↓
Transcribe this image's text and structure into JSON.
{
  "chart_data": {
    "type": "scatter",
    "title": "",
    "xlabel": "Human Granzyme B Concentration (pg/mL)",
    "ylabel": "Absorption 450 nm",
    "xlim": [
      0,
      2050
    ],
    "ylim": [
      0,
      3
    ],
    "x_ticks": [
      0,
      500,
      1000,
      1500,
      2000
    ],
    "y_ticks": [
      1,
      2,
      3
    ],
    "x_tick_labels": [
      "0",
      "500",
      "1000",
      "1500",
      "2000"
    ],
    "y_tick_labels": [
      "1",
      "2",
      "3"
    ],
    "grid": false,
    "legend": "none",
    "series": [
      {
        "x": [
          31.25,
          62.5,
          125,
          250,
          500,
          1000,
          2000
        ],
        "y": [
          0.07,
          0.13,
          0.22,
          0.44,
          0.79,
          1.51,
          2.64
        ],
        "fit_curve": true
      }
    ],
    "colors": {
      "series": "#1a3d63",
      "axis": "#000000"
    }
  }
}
↑
▶ [TASK DESCRIPTION]:
All of the material above needs to be copied exactly.

▶ [EXERCISE OUTPUT]:
Transcribe this image's text and structure into JSON.
{
  "chart_data": {
    "type": "scatter",
    "title": "",
    "xlabel": "Human Granzyme B Concentration (pg/mL)",
    "ylabel": "Absorption 450 nm",
    "xlim": [
      0,
      2050
    ],
    "ylim": [
      0,
      3
    ],
    "x_ticks": [
      0,
      500,
      1000,
      1500,
      2000
    ],
    "y_ticks": [
      1,
      2,
      3
    ],
    "x_tick_labels": [
      "0",
      "500",
      "1000",
      "1500",
      "2000"
    ],
    "y_tick_labels": [
      "1",
      "2",
      "3"
    ],
    "grid": false,
    "legend": "none",
    "series": [
      {
        "x": [
          31.25,
          62.5,
          125,
          250,
          500,
          1000,
          2000
        ],
        "y": [
          0.07,
          0.13,
          0.22,
          0.44,
          0.79,
          1.51,
          2.64
        ],
        "fit_curve": true
      }
    ],
    "colors": {
      "series": "#1a3d63",
      "axis": "#000000"
    }
  }
}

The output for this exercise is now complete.